--- START OF Information supplied ---
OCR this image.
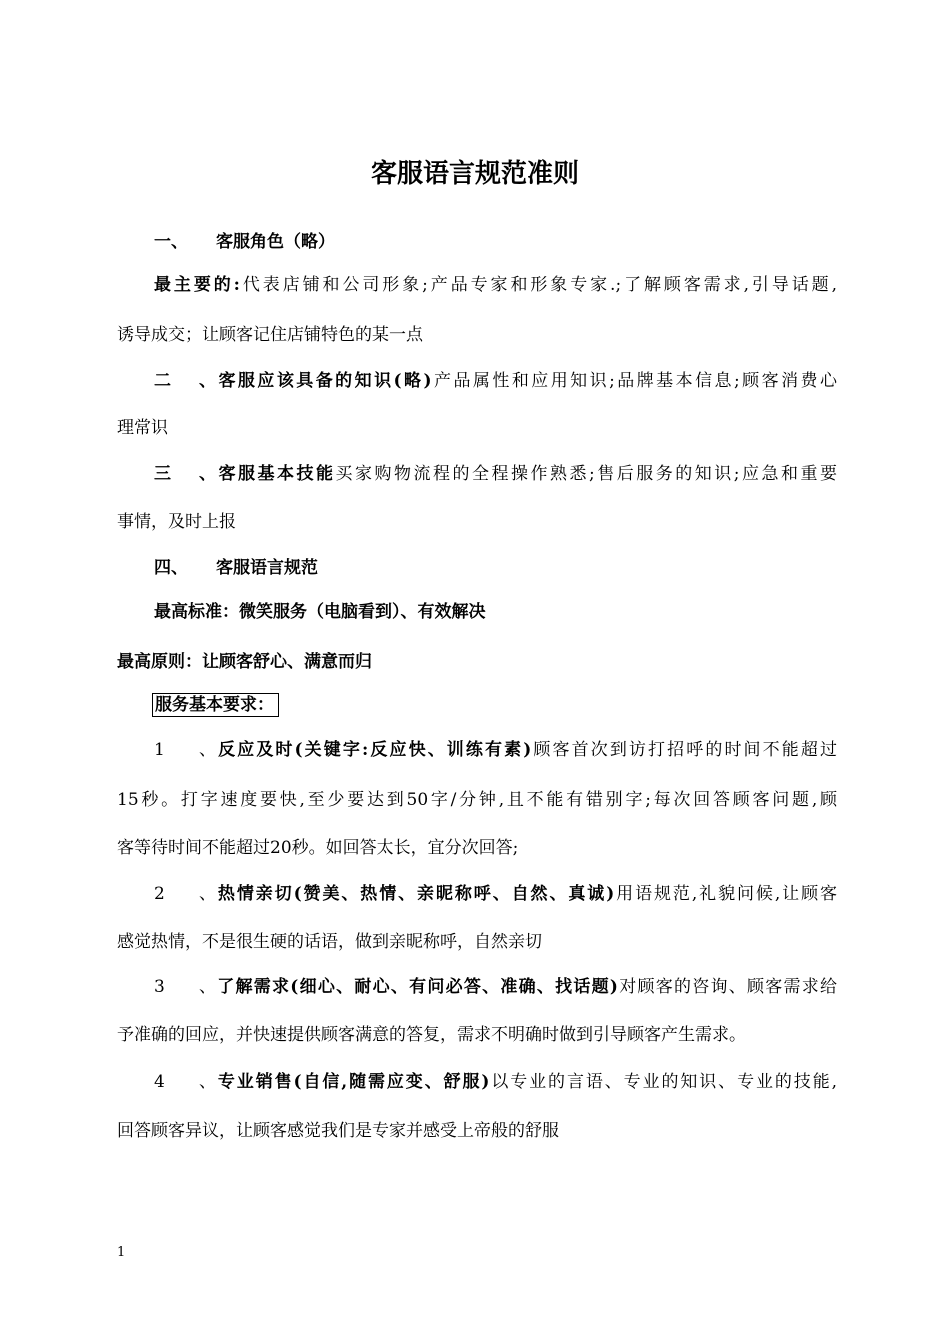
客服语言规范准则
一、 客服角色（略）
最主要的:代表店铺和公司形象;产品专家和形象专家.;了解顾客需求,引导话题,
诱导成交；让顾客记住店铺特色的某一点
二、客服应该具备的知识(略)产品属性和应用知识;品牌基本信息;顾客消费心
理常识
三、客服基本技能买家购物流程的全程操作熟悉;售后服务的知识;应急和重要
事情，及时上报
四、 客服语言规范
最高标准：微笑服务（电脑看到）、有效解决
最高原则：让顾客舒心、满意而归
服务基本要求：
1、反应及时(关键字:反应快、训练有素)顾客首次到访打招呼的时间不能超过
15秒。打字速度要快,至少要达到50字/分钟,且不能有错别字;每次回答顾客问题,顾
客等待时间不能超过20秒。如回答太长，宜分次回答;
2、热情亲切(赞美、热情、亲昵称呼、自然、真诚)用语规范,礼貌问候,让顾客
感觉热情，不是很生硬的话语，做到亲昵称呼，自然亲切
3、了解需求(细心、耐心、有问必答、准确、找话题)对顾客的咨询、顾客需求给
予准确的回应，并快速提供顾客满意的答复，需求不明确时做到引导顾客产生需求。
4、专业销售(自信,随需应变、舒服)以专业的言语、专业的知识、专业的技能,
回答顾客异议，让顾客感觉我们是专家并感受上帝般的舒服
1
--- END OF Information supplied ---
--- START OF Information supplied ---
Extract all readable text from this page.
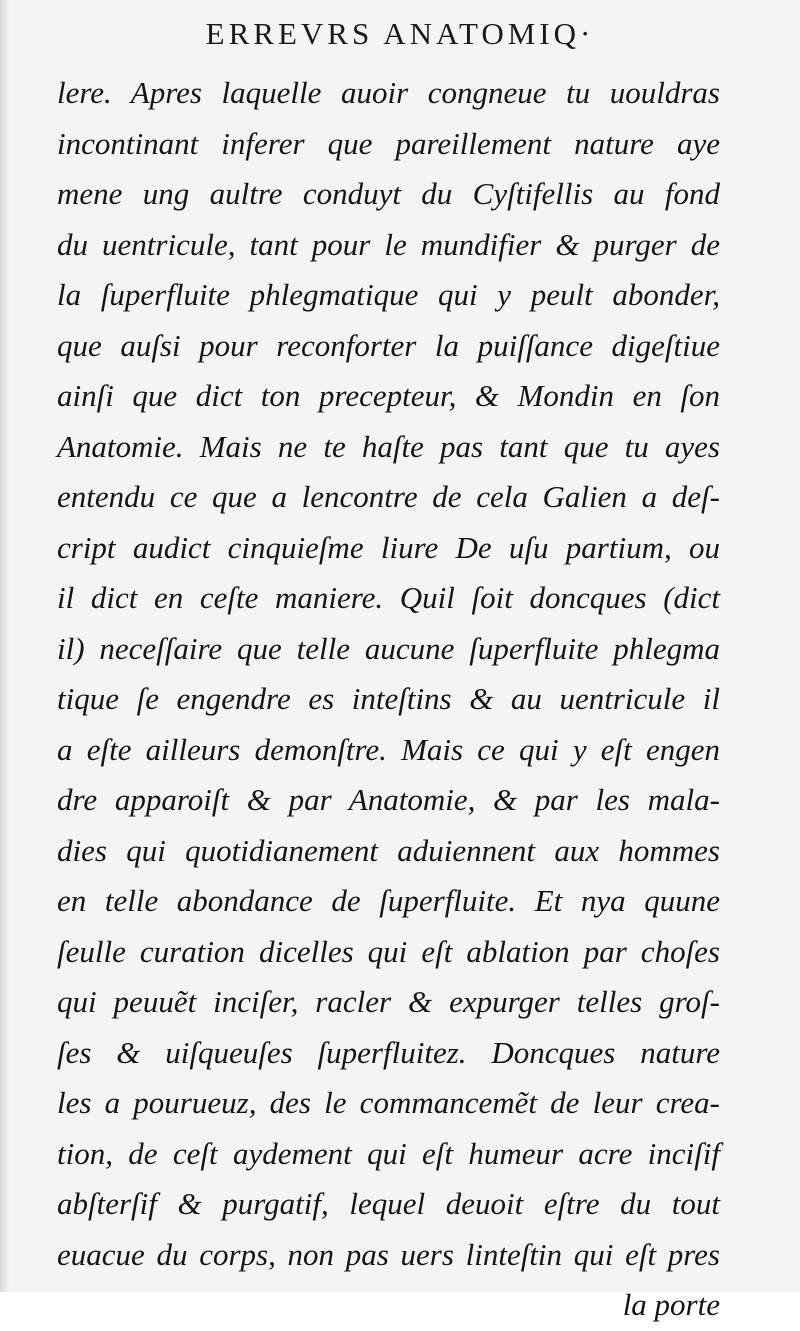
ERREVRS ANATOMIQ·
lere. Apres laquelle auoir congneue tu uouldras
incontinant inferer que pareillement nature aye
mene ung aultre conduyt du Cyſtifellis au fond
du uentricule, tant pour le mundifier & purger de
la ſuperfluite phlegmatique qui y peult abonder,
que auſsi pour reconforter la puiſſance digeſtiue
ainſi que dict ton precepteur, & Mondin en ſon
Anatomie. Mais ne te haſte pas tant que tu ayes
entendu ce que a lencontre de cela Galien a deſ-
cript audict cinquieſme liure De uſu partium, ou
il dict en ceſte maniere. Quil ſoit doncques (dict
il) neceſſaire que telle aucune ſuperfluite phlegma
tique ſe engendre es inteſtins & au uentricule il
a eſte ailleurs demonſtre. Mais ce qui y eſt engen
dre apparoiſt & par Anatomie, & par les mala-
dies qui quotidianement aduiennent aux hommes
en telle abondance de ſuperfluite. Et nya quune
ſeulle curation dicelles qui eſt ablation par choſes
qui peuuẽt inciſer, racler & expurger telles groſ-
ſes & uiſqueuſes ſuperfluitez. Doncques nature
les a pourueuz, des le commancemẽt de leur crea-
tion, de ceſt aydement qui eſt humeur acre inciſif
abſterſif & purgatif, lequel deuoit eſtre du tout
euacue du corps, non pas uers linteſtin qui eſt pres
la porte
--- END OF Information supplied ---
Task goal: Copy out every line that includes the word "this".

Result of the task:
OCR this image.
Extract all readable text from this page.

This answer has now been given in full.